THE EXERCISE: Transcribe all the records with complete accuracy.

start

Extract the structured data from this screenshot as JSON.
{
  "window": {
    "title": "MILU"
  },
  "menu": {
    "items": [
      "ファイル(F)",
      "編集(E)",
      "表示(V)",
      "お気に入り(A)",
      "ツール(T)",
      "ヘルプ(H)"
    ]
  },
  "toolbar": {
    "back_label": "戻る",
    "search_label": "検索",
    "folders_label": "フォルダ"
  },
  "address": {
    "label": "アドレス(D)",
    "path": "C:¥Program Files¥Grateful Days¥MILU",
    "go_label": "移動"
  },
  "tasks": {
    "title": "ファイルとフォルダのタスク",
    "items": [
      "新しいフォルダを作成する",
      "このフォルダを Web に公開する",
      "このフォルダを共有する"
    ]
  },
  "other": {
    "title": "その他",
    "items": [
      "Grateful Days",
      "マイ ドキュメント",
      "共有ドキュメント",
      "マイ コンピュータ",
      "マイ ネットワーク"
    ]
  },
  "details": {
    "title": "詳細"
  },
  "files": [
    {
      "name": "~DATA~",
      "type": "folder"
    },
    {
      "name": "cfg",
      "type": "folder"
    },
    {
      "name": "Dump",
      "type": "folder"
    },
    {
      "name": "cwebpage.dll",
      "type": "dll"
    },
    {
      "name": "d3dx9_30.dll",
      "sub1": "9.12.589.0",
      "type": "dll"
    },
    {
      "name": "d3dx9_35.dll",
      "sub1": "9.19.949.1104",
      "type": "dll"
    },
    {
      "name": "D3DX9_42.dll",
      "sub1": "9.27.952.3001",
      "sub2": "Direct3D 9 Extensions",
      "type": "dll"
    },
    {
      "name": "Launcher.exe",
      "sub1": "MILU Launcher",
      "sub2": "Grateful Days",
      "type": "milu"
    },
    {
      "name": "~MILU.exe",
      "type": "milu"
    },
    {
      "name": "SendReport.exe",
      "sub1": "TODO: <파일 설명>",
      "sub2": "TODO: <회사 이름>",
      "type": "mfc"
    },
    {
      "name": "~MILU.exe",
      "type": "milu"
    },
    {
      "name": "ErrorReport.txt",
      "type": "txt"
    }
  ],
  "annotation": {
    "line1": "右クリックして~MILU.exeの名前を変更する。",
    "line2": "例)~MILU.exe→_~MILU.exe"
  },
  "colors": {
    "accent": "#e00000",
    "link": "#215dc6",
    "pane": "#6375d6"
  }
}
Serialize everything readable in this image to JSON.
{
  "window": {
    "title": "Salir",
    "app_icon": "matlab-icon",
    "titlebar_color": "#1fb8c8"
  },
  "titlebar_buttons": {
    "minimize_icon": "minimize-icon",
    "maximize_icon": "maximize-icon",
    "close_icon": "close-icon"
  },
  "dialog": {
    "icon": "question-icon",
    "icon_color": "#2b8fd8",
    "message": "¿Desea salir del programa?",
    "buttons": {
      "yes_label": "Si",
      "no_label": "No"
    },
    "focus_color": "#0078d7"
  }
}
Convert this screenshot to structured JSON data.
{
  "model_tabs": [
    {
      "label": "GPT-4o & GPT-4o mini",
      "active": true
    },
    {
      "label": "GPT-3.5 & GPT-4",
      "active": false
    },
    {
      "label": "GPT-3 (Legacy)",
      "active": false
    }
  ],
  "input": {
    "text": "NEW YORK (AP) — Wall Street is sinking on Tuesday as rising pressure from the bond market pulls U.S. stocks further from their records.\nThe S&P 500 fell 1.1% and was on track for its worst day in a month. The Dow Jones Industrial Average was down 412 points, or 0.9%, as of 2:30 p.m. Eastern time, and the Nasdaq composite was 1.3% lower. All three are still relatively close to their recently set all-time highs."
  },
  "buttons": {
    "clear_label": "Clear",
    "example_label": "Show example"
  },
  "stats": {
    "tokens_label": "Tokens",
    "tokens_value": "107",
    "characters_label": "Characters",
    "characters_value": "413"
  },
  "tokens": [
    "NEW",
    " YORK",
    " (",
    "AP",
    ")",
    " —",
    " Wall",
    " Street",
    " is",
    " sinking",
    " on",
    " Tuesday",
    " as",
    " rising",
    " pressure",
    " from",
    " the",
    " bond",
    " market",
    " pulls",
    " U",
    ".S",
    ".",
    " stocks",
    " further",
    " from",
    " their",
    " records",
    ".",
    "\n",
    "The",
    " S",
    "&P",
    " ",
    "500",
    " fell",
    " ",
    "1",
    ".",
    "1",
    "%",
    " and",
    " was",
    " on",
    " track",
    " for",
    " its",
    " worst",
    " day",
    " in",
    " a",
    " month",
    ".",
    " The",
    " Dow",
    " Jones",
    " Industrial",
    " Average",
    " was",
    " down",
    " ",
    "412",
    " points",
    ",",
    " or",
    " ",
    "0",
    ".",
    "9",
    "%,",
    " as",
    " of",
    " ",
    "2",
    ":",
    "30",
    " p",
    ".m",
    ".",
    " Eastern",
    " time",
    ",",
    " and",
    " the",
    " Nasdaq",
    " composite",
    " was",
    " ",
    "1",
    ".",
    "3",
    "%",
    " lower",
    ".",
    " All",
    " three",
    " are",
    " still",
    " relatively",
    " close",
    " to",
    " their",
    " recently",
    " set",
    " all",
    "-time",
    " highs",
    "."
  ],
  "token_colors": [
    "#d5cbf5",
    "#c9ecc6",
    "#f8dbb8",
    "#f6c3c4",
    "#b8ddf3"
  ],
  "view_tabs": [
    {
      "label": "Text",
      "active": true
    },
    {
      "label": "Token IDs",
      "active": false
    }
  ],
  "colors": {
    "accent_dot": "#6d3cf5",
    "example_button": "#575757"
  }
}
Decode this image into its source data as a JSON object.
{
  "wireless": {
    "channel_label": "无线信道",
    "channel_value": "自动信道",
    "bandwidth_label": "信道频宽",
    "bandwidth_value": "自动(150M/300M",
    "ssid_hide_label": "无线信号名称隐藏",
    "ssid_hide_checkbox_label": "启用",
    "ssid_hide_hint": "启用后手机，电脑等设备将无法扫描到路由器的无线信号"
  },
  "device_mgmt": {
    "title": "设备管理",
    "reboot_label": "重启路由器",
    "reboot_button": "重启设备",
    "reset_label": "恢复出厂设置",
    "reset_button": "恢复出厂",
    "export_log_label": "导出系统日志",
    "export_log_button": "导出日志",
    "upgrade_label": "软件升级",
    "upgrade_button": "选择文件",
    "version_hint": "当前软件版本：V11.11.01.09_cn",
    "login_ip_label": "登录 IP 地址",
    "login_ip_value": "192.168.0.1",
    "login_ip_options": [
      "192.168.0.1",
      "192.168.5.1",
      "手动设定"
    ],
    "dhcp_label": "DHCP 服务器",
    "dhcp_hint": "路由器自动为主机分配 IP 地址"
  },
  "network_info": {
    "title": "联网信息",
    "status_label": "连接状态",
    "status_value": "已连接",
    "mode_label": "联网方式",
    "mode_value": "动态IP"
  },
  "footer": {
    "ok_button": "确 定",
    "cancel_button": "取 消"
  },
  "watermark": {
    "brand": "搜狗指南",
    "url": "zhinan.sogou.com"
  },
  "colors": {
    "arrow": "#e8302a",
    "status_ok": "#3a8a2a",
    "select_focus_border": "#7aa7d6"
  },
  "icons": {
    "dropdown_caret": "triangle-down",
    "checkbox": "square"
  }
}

end

TASK OUTPUT:
Extract the structured data from this screenshot as JSON.
{
  "window": {
    "title": "MILU"
  },
  "menu": {
    "items": [
      "ファイル(F)",
      "編集(E)",
      "表示(V)",
      "お気に入り(A)",
      "ツール(T)",
      "ヘルプ(H)"
    ]
  },
  "toolbar": {
    "back_label": "戻る",
    "search_label": "検索",
    "folders_label": "フォルダ"
  },
  "address": {
    "label": "アドレス(D)",
    "path": "C:¥Program Files¥Grateful Days¥MILU",
    "go_label": "移動"
  },
  "tasks": {
    "title": "ファイルとフォルダのタスク",
    "items": [
      "新しいフォルダを作成する",
      "このフォルダを Web に公開する",
      "このフォルダを共有する"
    ]
  },
  "other": {
    "title": "その他",
    "items": [
      "Grateful Days",
      "マイ ドキュメント",
      "共有ドキュメント",
      "マイ コンピュータ",
      "マイ ネットワーク"
    ]
  },
  "details": {
    "title": "詳細"
  },
  "files": [
    {
      "name": "~DATA~",
      "type": "folder"
    },
    {
      "name": "cfg",
      "type": "folder"
    },
    {
      "name": "Dump",
      "type": "folder"
    },
    {
      "name": "cwebpage.dll",
      "type": "dll"
    },
    {
      "name": "d3dx9_30.dll",
      "sub1": "9.12.589.0",
      "type": "dll"
    },
    {
      "name": "d3dx9_35.dll",
      "sub1": "9.19.949.1104",
      "type": "dll"
    },
    {
      "name": "D3DX9_42.dll",
      "sub1": "9.27.952.3001",
      "sub2": "Direct3D 9 Extensions",
      "type": "dll"
    },
    {
      "name": "Launcher.exe",
      "sub1": "MILU Launcher",
      "sub2": "Grateful Days",
      "type": "milu"
    },
    {
      "name": "~MILU.exe",
      "type": "milu"
    },
    {
      "name": "SendReport.exe",
      "sub1": "TODO: <파일 설명>",
      "sub2": "TODO: <회사 이름>",
      "type": "mfc"
    },
    {
      "name": "~MILU.exe",
      "type": "milu"
    },
    {
      "name": "ErrorReport.txt",
      "type": "txt"
    }
  ],
  "annotation": {
    "line1": "右クリックして~MILU.exeの名前を変更する。",
    "line2": "例)~MILU.exe→_~MILU.exe"
  },
  "colors": {
    "accent": "#e00000",
    "link": "#215dc6",
    "pane": "#6375d6"
  }
}
Serialize everything readable in this image to JSON.
{
  "window": {
    "title": "Salir",
    "app_icon": "matlab-icon",
    "titlebar_color": "#1fb8c8"
  },
  "titlebar_buttons": {
    "minimize_icon": "minimize-icon",
    "maximize_icon": "maximize-icon",
    "close_icon": "close-icon"
  },
  "dialog": {
    "icon": "question-icon",
    "icon_color": "#2b8fd8",
    "message": "¿Desea salir del programa?",
    "buttons": {
      "yes_label": "Si",
      "no_label": "No"
    },
    "focus_color": "#0078d7"
  }
}
Convert this screenshot to structured JSON data.
{
  "model_tabs": [
    {
      "label": "GPT-4o & GPT-4o mini",
      "active": true
    },
    {
      "label": "GPT-3.5 & GPT-4",
      "active": false
    },
    {
      "label": "GPT-3 (Legacy)",
      "active": false
    }
  ],
  "input": {
    "text": "NEW YORK (AP) — Wall Street is sinking on Tuesday as rising pressure from the bond market pulls U.S. stocks further from their records.\nThe S&P 500 fell 1.1% and was on track for its worst day in a month. The Dow Jones Industrial Average was down 412 points, or 0.9%, as of 2:30 p.m. Eastern time, and the Nasdaq composite was 1.3% lower. All three are still relatively close to their recently set all-time highs."
  },
  "buttons": {
    "clear_label": "Clear",
    "example_label": "Show example"
  },
  "stats": {
    "tokens_label": "Tokens",
    "tokens_value": "107",
    "characters_label": "Characters",
    "characters_value": "413"
  },
  "tokens": [
    "NEW",
    " YORK",
    " (",
    "AP",
    ")",
    " —",
    " Wall",
    " Street",
    " is",
    " sinking",
    " on",
    " Tuesday",
    " as",
    " rising",
    " pressure",
    " from",
    " the",
    " bond",
    " market",
    " pulls",
    " U",
    ".S",
    ".",
    " stocks",
    " further",
    " from",
    " their",
    " records",
    ".",
    "\n",
    "The",
    " S",
    "&P",
    " ",
    "500",
    " fell",
    " ",
    "1",
    ".",
    "1",
    "%",
    " and",
    " was",
    " on",
    " track",
    " for",
    " its",
    " worst",
    " day",
    " in",
    " a",
    " month",
    ".",
    " The",
    " Dow",
    " Jones",
    " Industrial",
    " Average",
    " was",
    " down",
    " ",
    "412",
    " points",
    ",",
    " or",
    " ",
    "0",
    ".",
    "9",
    "%,",
    " as",
    " of",
    " ",
    "2",
    ":",
    "30",
    " p",
    ".m",
    ".",
    " Eastern",
    " time",
    ",",
    " and",
    " the",
    " Nasdaq",
    " composite",
    " was",
    " ",
    "1",
    ".",
    "3",
    "%",
    " lower",
    ".",
    " All",
    " three",
    " are",
    " still",
    " relatively",
    " close",
    " to",
    " their",
    " recently",
    " set",
    " all",
    "-time",
    " highs",
    "."
  ],
  "token_colors": [
    "#d5cbf5",
    "#c9ecc6",
    "#f8dbb8",
    "#f6c3c4",
    "#b8ddf3"
  ],
  "view_tabs": [
    {
      "label": "Text",
      "active": true
    },
    {
      "label": "Token IDs",
      "active": false
    }
  ],
  "colors": {
    "accent_dot": "#6d3cf5",
    "example_button": "#575757"
  }
}
Decode this image into its source data as a JSON object.
{
  "wireless": {
    "channel_label": "无线信道",
    "channel_value": "自动信道",
    "bandwidth_label": "信道频宽",
    "bandwidth_value": "自动(150M/300M",
    "ssid_hide_label": "无线信号名称隐藏",
    "ssid_hide_checkbox_label": "启用",
    "ssid_hide_hint": "启用后手机，电脑等设备将无法扫描到路由器的无线信号"
  },
  "device_mgmt": {
    "title": "设备管理",
    "reboot_label": "重启路由器",
    "reboot_button": "重启设备",
    "reset_label": "恢复出厂设置",
    "reset_button": "恢复出厂",
    "export_log_label": "导出系统日志",
    "export_log_button": "导出日志",
    "upgrade_label": "软件升级",
    "upgrade_button": "选择文件",
    "version_hint": "当前软件版本：V11.11.01.09_cn",
    "login_ip_label": "登录 IP 地址",
    "login_ip_value": "192.168.0.1",
    "login_ip_options": [
      "192.168.0.1",
      "192.168.5.1",
      "手动设定"
    ],
    "dhcp_label": "DHCP 服务器",
    "dhcp_hint": "路由器自动为主机分配 IP 地址"
  },
  "network_info": {
    "title": "联网信息",
    "status_label": "连接状态",
    "status_value": "已连接",
    "mode_label": "联网方式",
    "mode_value": "动态IP"
  },
  "footer": {
    "ok_button": "确 定",
    "cancel_button": "取 消"
  },
  "watermark": {
    "brand": "搜狗指南",
    "url": "zhinan.sogou.com"
  },
  "colors": {
    "arrow": "#e8302a",
    "status_ok": "#3a8a2a",
    "select_focus_border": "#7aa7d6"
  },
  "icons": {
    "dropdown_caret": "triangle-down",
    "checkbox": "square"
  }
}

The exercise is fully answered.